WHAT YOU WILL DO
Copy each line of the data below with the word "this".

Excerpts from a figure dataset

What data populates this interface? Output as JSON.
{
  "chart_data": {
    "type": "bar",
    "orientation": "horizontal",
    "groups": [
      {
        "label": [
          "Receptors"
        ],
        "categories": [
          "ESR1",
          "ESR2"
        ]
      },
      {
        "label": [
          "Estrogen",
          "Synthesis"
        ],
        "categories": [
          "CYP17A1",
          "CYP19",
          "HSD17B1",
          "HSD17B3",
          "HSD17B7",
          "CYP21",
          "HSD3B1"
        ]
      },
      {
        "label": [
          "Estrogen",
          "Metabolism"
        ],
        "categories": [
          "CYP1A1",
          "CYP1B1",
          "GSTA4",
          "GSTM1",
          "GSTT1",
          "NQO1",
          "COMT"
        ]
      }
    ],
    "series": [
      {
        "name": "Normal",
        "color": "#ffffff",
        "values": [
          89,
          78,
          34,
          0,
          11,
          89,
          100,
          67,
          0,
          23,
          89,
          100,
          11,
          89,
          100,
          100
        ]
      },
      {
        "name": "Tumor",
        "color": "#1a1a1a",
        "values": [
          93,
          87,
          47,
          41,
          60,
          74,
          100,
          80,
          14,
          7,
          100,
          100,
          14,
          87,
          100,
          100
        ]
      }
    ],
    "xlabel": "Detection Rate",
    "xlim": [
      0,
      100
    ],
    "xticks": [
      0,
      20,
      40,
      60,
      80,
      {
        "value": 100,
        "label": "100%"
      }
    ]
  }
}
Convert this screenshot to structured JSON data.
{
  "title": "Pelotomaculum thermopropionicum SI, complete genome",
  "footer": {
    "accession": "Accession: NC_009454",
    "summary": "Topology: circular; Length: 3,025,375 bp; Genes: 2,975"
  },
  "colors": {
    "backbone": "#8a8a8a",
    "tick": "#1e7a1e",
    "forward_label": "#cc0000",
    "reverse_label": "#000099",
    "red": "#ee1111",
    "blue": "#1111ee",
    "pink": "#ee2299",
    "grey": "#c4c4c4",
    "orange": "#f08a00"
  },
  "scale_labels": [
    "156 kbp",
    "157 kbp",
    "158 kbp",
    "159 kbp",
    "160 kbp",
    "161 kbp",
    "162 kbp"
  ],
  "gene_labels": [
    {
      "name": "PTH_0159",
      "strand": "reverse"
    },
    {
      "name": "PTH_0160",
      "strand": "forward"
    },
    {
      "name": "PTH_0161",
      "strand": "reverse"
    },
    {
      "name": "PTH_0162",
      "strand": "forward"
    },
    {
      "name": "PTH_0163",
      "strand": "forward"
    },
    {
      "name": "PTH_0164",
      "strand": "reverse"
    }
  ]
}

EXPECTED OUTPUT
What data populates this interface? Output as JSON.
Convert this screenshot to structured JSON data.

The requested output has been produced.